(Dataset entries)
———

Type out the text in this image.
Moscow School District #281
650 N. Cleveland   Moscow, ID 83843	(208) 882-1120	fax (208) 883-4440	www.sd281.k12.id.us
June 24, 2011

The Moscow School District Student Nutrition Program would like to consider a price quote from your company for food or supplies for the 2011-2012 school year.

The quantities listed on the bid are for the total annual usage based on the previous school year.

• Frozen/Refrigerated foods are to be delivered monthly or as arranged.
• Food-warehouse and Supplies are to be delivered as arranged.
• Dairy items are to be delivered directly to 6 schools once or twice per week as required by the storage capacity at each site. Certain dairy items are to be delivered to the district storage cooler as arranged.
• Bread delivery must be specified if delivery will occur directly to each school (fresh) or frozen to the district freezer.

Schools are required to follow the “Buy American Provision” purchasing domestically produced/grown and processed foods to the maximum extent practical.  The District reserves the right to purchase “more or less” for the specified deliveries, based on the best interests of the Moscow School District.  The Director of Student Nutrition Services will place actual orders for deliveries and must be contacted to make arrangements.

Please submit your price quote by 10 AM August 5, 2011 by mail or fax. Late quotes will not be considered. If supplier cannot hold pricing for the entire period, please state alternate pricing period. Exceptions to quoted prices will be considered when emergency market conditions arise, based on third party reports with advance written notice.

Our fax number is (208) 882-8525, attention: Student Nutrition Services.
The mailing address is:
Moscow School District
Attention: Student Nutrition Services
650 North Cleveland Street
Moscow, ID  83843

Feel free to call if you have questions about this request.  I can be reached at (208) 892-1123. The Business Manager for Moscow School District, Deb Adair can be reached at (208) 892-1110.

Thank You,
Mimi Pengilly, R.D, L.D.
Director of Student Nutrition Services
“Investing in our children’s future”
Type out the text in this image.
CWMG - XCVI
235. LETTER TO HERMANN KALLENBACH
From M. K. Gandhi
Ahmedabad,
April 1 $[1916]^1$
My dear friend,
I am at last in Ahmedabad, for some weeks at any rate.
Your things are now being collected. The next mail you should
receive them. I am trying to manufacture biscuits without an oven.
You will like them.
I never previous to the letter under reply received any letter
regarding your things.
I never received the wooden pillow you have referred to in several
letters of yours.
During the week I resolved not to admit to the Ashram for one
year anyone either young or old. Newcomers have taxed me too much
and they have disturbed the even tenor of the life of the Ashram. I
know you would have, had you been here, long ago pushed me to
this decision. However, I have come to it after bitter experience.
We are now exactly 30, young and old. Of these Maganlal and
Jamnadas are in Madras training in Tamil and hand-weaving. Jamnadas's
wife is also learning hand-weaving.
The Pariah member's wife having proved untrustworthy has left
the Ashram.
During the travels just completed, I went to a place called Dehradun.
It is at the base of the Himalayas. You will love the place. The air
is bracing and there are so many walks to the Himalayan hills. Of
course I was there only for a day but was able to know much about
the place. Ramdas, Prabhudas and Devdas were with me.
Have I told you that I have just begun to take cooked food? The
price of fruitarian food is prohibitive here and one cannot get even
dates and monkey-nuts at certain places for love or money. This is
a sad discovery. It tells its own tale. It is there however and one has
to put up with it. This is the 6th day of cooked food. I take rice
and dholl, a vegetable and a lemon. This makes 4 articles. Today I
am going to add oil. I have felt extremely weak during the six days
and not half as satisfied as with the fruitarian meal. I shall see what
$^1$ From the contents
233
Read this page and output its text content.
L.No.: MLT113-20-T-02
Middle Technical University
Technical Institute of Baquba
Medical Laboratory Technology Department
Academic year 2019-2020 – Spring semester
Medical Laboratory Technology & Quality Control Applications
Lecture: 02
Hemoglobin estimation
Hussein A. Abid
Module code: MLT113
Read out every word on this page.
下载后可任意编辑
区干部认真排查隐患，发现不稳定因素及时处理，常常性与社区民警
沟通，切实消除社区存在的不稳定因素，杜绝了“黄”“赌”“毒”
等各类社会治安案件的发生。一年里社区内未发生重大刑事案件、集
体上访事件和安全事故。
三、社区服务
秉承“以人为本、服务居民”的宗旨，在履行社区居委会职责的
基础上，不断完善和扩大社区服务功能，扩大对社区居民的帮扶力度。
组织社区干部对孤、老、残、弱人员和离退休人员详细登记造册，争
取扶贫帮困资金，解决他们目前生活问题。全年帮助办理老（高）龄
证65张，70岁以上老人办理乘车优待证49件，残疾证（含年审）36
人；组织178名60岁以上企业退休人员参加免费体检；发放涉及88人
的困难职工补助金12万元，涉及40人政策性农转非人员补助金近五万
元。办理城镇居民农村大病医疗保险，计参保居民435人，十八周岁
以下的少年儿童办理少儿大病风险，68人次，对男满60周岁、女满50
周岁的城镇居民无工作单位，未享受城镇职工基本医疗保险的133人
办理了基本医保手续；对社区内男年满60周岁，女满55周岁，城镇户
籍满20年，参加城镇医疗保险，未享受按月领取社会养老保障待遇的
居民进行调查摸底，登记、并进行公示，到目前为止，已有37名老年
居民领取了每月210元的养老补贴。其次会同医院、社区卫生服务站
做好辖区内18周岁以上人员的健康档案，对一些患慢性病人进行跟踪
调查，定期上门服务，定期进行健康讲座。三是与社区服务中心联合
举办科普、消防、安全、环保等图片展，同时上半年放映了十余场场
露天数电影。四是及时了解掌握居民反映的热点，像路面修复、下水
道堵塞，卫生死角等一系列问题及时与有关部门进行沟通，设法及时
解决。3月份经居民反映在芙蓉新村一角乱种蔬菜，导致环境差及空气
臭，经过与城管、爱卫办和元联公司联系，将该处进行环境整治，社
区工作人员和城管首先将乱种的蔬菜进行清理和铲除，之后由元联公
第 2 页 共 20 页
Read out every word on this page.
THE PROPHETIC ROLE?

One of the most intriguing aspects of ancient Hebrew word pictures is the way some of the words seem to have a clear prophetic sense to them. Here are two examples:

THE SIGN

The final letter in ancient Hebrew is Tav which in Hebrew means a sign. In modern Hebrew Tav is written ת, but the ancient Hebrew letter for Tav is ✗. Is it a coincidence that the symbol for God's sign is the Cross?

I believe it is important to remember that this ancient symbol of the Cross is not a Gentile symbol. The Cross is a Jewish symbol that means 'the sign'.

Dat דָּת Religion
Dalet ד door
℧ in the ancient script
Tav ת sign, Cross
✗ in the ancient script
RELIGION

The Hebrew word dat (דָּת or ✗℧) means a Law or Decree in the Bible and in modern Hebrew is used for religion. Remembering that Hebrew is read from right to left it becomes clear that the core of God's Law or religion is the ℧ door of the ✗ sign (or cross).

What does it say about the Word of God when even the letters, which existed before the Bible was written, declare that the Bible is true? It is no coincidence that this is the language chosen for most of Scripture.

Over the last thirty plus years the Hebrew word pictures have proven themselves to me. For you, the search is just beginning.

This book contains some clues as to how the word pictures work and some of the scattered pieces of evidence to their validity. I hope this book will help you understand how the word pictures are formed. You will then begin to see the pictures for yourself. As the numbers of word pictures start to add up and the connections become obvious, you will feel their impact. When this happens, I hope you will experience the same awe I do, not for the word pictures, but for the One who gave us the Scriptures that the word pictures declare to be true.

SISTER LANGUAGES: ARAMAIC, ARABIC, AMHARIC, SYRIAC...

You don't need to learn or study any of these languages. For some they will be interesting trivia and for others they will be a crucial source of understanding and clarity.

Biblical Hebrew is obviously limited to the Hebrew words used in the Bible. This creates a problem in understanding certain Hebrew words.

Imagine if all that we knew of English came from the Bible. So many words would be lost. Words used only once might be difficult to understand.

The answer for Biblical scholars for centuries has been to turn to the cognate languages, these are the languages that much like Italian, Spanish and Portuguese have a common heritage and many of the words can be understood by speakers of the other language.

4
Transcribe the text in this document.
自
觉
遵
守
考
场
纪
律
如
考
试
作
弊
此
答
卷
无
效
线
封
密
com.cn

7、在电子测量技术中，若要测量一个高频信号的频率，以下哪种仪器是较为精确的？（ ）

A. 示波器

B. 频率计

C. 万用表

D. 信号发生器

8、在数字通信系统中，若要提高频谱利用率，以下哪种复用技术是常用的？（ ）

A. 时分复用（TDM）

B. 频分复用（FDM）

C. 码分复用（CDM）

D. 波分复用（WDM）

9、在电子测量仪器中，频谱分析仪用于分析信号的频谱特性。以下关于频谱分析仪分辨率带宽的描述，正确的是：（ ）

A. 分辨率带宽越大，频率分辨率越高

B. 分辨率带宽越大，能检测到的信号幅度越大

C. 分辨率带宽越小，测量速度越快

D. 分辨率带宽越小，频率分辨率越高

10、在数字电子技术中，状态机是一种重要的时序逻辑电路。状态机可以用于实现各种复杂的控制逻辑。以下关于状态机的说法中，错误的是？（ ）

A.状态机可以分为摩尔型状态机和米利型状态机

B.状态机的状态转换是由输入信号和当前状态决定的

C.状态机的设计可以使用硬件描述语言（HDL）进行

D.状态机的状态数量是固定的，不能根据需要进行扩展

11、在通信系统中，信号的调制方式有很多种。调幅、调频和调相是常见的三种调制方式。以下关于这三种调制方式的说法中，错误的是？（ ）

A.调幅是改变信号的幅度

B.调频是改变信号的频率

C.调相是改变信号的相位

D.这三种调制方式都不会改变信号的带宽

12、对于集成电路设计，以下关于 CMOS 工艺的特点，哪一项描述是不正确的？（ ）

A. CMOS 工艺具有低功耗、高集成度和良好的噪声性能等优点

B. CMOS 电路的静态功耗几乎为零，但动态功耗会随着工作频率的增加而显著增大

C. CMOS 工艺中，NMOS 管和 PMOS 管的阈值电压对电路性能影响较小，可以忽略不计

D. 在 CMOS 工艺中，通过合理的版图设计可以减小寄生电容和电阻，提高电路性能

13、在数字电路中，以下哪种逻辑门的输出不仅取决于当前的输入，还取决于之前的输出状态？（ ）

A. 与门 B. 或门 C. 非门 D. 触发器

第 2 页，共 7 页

———

* **What is required**: Return all lines containing "take".

* **Output of the task**:
Have I told you that I have just begun to take cooked food? The
to put up with it. This is the 6th day of cooked food. I take rice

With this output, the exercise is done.